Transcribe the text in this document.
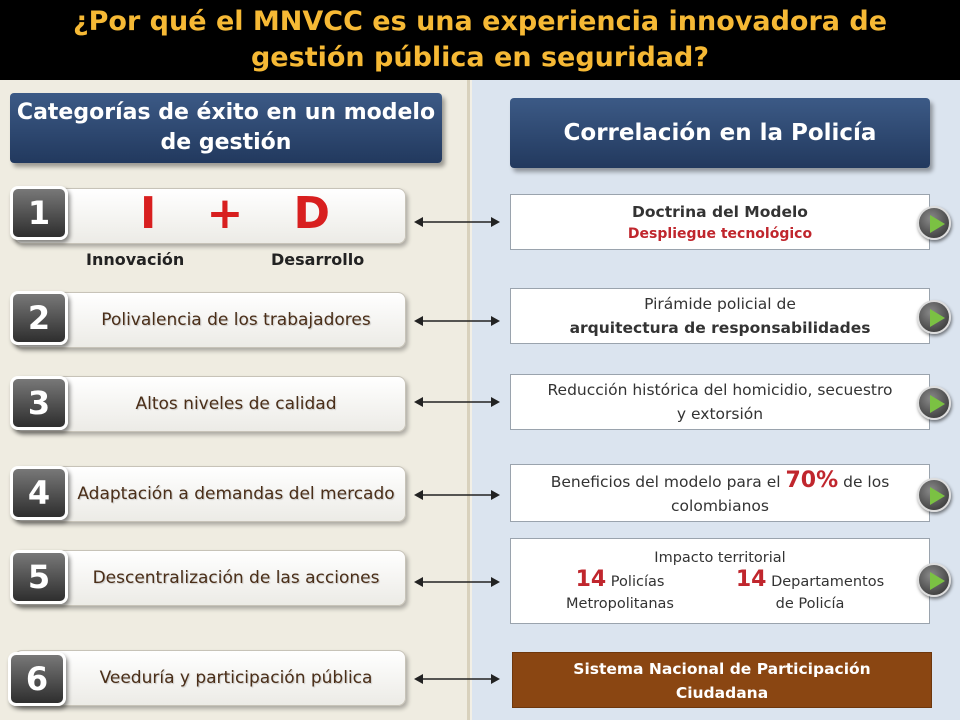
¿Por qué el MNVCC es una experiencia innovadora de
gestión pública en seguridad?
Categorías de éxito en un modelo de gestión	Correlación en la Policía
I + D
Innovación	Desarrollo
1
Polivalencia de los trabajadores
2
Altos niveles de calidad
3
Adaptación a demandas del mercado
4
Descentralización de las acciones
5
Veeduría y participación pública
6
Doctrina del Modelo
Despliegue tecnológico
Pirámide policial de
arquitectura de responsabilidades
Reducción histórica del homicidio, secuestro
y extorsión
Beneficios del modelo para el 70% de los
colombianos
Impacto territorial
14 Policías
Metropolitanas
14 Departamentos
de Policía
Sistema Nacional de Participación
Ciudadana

______________________________

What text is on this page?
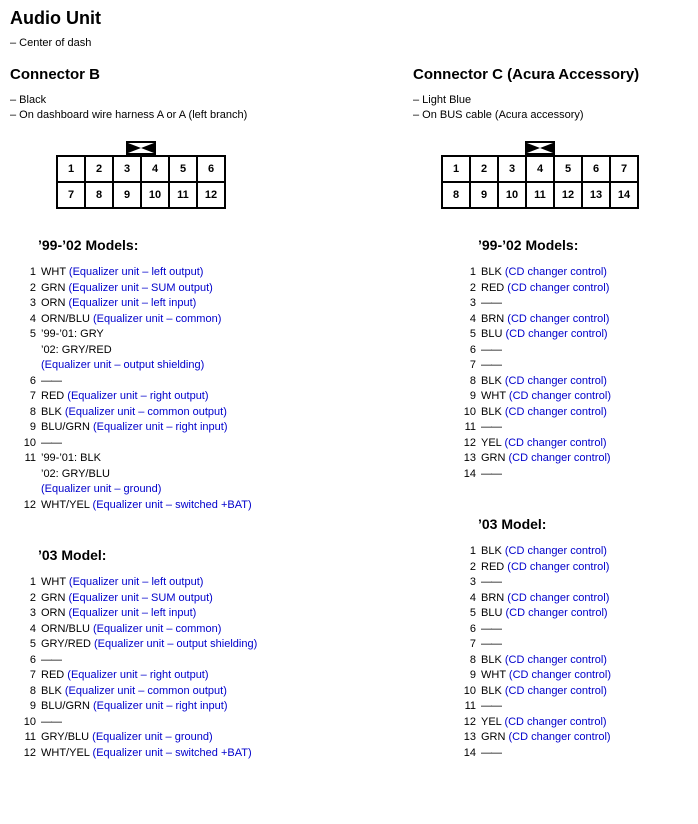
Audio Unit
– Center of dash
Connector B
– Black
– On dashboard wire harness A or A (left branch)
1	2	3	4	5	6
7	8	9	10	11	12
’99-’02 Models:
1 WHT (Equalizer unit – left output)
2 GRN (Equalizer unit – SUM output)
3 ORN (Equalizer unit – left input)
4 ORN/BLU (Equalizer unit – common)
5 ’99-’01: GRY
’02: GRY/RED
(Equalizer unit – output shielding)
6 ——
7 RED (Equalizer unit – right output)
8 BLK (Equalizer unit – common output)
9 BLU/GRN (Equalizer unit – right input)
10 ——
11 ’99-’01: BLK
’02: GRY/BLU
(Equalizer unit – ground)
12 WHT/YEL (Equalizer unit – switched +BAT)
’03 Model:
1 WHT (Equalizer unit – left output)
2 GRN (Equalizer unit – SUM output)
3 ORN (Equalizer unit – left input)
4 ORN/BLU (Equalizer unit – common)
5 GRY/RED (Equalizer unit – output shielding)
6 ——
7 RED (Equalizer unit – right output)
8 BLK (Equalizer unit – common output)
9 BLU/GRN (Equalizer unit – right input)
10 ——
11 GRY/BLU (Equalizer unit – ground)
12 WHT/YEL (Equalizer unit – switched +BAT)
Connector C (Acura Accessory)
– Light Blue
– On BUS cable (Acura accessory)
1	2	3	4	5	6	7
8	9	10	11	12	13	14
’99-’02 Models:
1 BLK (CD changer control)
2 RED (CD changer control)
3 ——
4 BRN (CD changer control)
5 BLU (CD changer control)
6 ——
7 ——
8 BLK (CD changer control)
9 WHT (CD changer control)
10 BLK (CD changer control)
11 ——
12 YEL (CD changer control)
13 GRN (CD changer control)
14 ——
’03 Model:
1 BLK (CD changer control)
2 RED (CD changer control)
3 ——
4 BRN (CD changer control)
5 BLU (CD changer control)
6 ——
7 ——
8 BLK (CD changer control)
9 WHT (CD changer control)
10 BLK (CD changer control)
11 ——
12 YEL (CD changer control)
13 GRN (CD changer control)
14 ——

______________________________

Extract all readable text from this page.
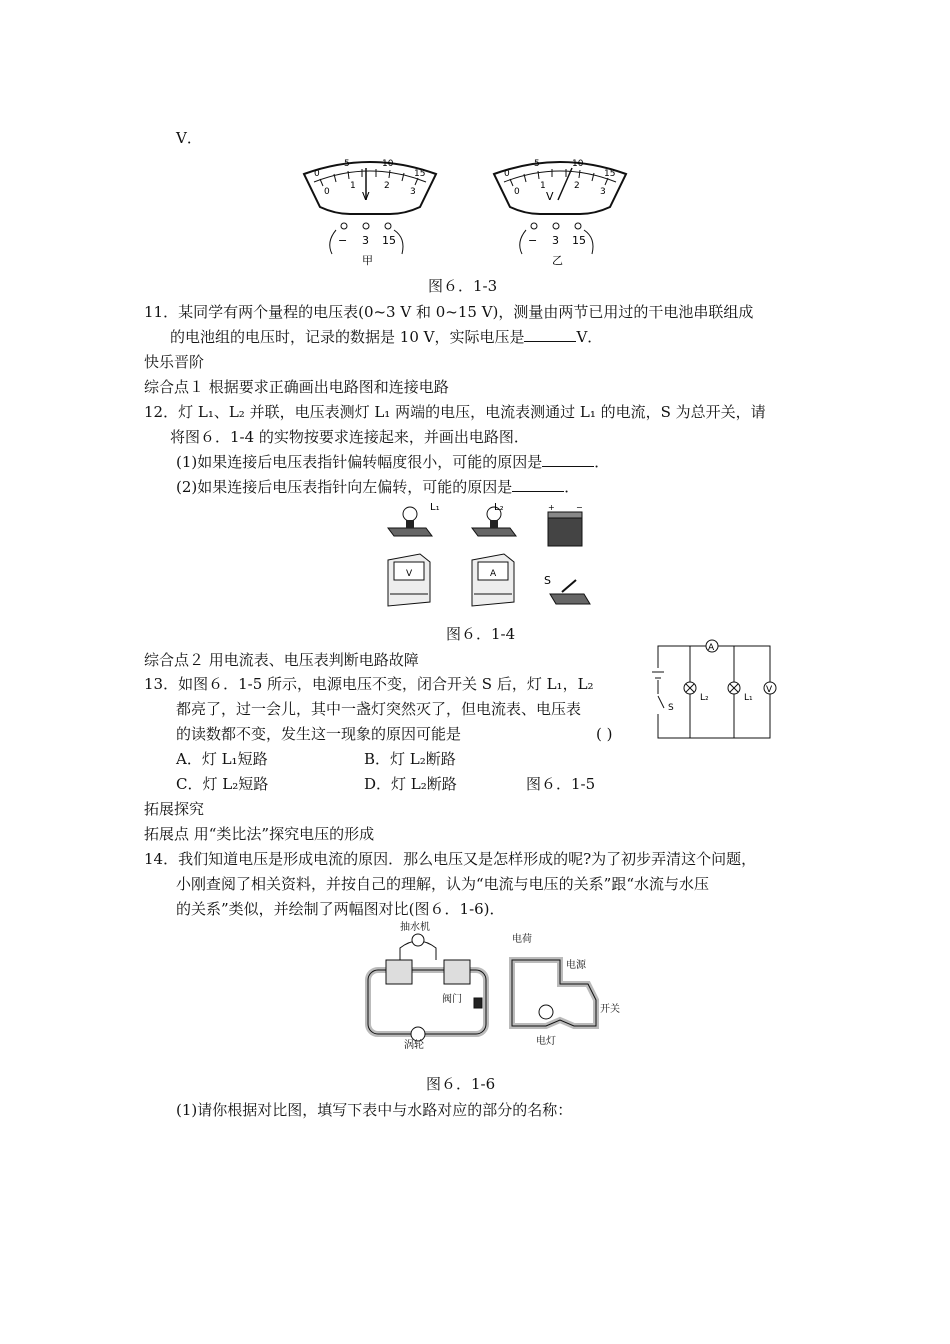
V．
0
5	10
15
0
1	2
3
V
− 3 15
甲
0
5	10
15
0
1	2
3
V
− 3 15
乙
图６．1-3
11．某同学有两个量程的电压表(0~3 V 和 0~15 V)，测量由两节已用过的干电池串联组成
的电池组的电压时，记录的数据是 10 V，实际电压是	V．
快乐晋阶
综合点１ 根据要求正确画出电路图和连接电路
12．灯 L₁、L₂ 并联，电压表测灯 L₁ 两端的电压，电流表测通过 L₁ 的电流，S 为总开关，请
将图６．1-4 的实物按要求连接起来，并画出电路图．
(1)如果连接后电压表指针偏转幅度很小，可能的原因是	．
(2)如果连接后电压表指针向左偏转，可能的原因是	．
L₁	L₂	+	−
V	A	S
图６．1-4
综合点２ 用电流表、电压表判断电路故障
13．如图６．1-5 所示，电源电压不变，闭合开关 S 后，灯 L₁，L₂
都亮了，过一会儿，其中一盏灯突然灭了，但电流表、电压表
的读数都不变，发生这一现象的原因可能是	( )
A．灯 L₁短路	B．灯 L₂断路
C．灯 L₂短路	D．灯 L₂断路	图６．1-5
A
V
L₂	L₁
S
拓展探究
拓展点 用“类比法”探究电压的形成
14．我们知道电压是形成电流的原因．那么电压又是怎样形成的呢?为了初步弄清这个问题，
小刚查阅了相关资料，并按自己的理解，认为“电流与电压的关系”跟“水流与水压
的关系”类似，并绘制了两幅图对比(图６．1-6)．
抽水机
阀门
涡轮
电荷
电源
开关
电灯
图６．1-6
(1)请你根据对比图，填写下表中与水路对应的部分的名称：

______________________________

GOAL: Search the listing for the word "可能的原因是" and return each line that holds it.

RESPONSE TO THIS EXERCISE:
(1)如果连接后电压表指针偏转幅度很小，可能的原因是	．
(2)如果连接后电压表指针向左偏转，可能的原因是	．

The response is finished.